─── Records for processing

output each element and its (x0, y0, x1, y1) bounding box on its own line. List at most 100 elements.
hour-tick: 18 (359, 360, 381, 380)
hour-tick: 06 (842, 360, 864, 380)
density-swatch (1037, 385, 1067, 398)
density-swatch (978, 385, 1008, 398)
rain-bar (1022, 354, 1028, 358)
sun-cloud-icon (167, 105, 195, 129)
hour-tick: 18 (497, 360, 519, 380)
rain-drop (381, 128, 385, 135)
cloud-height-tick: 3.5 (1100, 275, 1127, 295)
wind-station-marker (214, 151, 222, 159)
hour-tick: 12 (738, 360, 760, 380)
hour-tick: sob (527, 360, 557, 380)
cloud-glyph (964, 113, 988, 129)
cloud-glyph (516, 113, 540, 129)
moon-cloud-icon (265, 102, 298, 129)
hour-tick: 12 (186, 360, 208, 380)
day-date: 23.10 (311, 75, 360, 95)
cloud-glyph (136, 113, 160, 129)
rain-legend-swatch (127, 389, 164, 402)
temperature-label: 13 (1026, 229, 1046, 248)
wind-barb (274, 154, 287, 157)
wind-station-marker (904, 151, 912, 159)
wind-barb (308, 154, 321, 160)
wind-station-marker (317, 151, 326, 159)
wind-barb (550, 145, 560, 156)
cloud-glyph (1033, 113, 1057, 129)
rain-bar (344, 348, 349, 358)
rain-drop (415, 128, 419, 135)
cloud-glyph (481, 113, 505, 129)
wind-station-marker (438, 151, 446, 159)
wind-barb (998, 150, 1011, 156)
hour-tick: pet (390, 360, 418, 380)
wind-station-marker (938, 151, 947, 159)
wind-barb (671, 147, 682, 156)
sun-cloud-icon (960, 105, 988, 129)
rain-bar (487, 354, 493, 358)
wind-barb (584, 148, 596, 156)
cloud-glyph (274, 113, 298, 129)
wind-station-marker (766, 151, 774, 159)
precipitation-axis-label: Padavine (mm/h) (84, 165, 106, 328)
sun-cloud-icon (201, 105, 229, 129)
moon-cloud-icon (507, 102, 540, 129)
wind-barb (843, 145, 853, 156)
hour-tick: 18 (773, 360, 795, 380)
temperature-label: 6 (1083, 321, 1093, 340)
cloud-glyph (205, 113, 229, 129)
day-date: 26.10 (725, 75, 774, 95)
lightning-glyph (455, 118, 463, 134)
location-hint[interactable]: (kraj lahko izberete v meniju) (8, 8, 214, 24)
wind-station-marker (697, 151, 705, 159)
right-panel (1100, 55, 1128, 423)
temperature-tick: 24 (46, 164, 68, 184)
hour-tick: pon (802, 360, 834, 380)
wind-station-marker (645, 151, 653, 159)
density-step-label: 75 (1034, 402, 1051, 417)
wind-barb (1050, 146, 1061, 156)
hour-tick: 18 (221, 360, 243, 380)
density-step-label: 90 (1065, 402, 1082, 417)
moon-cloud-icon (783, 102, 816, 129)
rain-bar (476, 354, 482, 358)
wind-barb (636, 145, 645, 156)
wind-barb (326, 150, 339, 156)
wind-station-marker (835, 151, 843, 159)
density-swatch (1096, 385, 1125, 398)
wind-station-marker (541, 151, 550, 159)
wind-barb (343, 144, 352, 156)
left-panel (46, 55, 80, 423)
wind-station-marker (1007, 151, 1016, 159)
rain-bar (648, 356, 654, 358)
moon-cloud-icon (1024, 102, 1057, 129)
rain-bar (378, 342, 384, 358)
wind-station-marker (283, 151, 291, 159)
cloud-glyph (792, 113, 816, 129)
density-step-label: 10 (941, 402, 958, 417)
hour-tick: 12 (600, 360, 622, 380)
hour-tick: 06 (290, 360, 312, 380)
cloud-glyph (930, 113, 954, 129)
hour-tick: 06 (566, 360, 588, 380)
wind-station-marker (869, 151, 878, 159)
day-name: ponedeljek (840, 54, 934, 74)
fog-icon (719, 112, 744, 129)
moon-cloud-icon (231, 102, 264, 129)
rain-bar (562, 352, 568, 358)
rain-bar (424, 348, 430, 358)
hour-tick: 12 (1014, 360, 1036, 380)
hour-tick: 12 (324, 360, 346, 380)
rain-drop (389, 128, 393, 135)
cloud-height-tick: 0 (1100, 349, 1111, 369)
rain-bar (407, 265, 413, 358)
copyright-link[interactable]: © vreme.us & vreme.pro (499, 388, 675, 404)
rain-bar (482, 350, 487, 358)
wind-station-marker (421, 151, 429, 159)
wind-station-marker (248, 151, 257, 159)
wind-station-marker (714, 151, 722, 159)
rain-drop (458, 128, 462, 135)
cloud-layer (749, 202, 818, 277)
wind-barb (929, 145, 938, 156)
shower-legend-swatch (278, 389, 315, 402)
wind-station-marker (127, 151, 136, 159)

──────

What you will do
Copy out the records verbatim, starting at the very first line and ending at the line that contains "rain-bar (344, 348, 349, 358)", with both of those lines included.

Solved exercise
output each element and its (x0, y0, x1, y1) bounding box on its own line. List at most 100 elements.
hour-tick: 18 (359, 360, 381, 380)
hour-tick: 06 (842, 360, 864, 380)
density-swatch (1037, 385, 1067, 398)
density-swatch (978, 385, 1008, 398)
rain-bar (1022, 354, 1028, 358)
sun-cloud-icon (167, 105, 195, 129)
hour-tick: 18 (497, 360, 519, 380)
rain-drop (381, 128, 385, 135)
cloud-height-tick: 3.5 (1100, 275, 1127, 295)
wind-station-marker (214, 151, 222, 159)
hour-tick: 12 (738, 360, 760, 380)
hour-tick: sob (527, 360, 557, 380)
cloud-glyph (964, 113, 988, 129)
cloud-glyph (516, 113, 540, 129)
moon-cloud-icon (265, 102, 298, 129)
hour-tick: 12 (186, 360, 208, 380)
day-date: 23.10 (311, 75, 360, 95)
cloud-glyph (136, 113, 160, 129)
rain-legend-swatch (127, 389, 164, 402)
temperature-label: 13 (1026, 229, 1046, 248)
wind-barb (274, 154, 287, 157)
wind-station-marker (904, 151, 912, 159)
wind-barb (308, 154, 321, 160)
wind-station-marker (317, 151, 326, 159)
wind-barb (550, 145, 560, 156)
cloud-glyph (1033, 113, 1057, 129)
rain-bar (344, 348, 349, 358)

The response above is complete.